--- Information supplied ---
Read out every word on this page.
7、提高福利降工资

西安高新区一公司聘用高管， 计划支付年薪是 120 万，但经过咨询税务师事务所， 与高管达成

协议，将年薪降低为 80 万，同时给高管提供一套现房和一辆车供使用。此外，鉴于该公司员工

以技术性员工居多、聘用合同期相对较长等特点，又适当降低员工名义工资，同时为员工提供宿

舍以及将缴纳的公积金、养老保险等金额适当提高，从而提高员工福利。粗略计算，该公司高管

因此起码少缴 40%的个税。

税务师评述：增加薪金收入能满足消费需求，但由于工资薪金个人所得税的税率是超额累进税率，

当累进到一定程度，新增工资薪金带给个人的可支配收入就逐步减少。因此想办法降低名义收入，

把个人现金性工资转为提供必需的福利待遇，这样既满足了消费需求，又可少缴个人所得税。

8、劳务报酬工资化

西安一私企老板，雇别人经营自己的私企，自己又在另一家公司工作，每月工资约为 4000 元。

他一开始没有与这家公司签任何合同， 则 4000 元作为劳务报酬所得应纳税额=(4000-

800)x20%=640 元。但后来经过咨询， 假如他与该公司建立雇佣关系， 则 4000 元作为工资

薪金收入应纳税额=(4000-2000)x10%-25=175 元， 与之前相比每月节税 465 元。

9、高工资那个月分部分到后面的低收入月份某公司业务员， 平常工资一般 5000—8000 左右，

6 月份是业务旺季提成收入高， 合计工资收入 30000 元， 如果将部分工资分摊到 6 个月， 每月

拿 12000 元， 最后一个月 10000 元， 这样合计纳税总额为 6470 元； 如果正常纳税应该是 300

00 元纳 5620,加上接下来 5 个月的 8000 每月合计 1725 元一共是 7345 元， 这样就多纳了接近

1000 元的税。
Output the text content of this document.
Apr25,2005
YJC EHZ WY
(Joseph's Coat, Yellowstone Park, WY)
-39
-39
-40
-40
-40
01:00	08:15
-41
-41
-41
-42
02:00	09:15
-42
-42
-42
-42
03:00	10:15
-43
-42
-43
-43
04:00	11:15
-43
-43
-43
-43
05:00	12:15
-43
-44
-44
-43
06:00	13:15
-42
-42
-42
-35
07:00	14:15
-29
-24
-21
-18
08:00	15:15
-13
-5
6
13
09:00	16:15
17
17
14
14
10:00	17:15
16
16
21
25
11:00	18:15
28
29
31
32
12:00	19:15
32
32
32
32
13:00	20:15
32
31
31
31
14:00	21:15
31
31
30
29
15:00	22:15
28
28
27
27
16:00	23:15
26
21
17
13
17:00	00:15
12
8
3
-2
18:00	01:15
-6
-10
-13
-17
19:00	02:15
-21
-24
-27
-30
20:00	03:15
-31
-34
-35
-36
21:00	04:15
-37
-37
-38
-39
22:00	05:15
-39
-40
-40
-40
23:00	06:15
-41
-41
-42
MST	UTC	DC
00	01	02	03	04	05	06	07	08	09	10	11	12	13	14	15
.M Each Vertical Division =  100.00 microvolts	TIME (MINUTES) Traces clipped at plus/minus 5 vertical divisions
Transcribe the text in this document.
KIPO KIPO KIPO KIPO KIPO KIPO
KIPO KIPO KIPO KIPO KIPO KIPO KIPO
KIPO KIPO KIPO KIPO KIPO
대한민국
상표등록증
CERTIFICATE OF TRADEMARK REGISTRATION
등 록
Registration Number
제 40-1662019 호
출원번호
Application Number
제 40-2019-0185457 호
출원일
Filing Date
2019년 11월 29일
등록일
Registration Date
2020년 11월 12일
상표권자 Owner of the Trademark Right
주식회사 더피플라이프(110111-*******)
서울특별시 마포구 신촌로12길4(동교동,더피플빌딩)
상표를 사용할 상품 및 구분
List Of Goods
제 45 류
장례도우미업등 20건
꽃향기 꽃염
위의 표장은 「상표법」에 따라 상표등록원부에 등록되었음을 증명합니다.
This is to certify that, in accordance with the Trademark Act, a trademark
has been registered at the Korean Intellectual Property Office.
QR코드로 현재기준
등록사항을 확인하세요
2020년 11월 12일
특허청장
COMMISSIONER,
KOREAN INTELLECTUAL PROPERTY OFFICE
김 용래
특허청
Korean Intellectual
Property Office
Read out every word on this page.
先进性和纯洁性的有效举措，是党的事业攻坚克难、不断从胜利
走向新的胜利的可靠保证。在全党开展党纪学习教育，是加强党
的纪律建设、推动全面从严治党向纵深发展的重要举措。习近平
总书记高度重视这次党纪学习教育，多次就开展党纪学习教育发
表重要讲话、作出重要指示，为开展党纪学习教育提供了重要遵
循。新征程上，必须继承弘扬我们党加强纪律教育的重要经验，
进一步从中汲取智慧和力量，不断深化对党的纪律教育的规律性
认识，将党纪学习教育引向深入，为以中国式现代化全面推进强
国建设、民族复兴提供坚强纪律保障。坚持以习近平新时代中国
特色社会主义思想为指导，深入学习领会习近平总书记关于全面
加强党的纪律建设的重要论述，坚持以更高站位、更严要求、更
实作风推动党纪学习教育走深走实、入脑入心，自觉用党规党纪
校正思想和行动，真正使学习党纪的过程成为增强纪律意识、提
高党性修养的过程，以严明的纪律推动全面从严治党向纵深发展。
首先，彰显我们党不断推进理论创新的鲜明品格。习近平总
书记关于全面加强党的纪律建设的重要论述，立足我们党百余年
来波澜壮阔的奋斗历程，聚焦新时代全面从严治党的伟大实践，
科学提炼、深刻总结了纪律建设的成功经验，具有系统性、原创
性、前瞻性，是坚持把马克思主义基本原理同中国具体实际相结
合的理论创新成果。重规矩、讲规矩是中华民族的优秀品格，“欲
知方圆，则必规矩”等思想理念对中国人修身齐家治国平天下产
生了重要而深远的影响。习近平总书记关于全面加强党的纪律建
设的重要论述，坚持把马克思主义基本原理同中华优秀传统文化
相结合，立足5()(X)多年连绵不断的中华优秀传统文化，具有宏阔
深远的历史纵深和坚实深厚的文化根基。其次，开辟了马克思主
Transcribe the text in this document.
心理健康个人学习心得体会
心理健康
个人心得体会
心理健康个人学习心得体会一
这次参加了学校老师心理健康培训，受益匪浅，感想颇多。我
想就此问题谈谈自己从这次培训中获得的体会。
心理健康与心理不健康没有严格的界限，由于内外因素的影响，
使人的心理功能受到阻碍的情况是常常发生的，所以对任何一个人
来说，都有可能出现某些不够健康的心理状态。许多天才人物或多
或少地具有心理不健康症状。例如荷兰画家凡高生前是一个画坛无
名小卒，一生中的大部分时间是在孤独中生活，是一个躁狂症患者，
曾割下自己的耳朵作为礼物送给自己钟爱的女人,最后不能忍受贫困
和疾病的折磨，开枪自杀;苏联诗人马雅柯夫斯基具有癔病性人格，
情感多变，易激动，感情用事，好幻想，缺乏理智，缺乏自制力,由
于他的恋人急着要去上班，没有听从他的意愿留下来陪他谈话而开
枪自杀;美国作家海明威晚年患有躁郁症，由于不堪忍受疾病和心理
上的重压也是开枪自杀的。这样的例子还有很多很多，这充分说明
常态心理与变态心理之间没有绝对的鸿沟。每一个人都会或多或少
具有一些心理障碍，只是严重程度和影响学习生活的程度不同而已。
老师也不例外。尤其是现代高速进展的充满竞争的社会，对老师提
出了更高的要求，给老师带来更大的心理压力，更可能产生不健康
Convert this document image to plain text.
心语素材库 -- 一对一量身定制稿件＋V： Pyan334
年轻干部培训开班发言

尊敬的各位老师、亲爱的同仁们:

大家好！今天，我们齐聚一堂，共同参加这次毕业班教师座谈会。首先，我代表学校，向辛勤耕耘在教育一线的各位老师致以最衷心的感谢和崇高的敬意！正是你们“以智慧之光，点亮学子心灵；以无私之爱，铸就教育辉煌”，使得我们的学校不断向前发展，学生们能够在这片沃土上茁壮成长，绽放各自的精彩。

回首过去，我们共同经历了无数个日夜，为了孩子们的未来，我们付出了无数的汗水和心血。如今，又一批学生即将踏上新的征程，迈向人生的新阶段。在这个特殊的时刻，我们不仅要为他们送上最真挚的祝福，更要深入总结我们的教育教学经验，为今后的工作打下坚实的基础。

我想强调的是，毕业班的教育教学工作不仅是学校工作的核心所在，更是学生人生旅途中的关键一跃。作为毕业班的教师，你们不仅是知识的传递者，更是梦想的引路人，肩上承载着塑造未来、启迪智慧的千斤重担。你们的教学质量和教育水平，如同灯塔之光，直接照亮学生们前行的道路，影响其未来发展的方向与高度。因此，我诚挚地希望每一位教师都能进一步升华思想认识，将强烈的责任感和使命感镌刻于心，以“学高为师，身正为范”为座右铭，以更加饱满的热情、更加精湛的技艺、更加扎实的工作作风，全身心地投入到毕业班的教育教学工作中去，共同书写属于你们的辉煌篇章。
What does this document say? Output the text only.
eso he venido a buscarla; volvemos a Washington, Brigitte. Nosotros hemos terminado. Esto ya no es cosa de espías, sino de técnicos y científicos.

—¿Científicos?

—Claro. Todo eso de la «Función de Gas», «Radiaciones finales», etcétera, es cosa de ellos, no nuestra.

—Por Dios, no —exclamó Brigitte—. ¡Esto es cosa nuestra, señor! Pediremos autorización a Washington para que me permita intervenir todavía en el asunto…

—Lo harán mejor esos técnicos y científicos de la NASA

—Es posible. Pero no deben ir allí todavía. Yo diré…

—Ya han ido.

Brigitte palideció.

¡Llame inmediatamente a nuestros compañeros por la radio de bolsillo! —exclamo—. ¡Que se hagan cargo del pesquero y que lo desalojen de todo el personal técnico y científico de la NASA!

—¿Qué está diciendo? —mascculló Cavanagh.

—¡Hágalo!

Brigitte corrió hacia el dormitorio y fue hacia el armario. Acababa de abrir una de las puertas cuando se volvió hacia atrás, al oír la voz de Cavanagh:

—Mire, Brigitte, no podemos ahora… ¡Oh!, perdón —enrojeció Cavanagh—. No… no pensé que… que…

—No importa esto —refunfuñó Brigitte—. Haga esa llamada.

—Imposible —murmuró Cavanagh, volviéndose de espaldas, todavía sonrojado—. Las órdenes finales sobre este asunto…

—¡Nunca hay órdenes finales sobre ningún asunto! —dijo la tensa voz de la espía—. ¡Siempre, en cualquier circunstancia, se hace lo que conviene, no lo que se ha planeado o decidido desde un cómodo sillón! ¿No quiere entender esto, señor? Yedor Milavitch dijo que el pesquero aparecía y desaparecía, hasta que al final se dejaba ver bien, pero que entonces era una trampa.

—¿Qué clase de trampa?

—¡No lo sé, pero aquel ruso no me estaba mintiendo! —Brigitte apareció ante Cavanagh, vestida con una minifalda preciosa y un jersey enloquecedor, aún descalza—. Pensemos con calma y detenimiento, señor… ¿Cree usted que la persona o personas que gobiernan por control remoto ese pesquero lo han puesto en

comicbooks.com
---
▶ [Task objective]:
From the listing above, copy all lines holding the word "cosa".

▶ [The output]:
eso he venido a buscarla; volvemos a Washington, Brigitte. Nosotros hemos terminado. Esto ya no es cosa de espías, sino de técnicos y científicos.
—Claro. Todo eso de la «Función de Gas», «Radiaciones finales», etcétera, es cosa de ellos, no nuestra.
—Por Dios, no —exclamó Brigitte—. ¡Esto es cosa nuestra, señor! Pediremos autorización a Washington para que me permita intervenir todavía en el asunto…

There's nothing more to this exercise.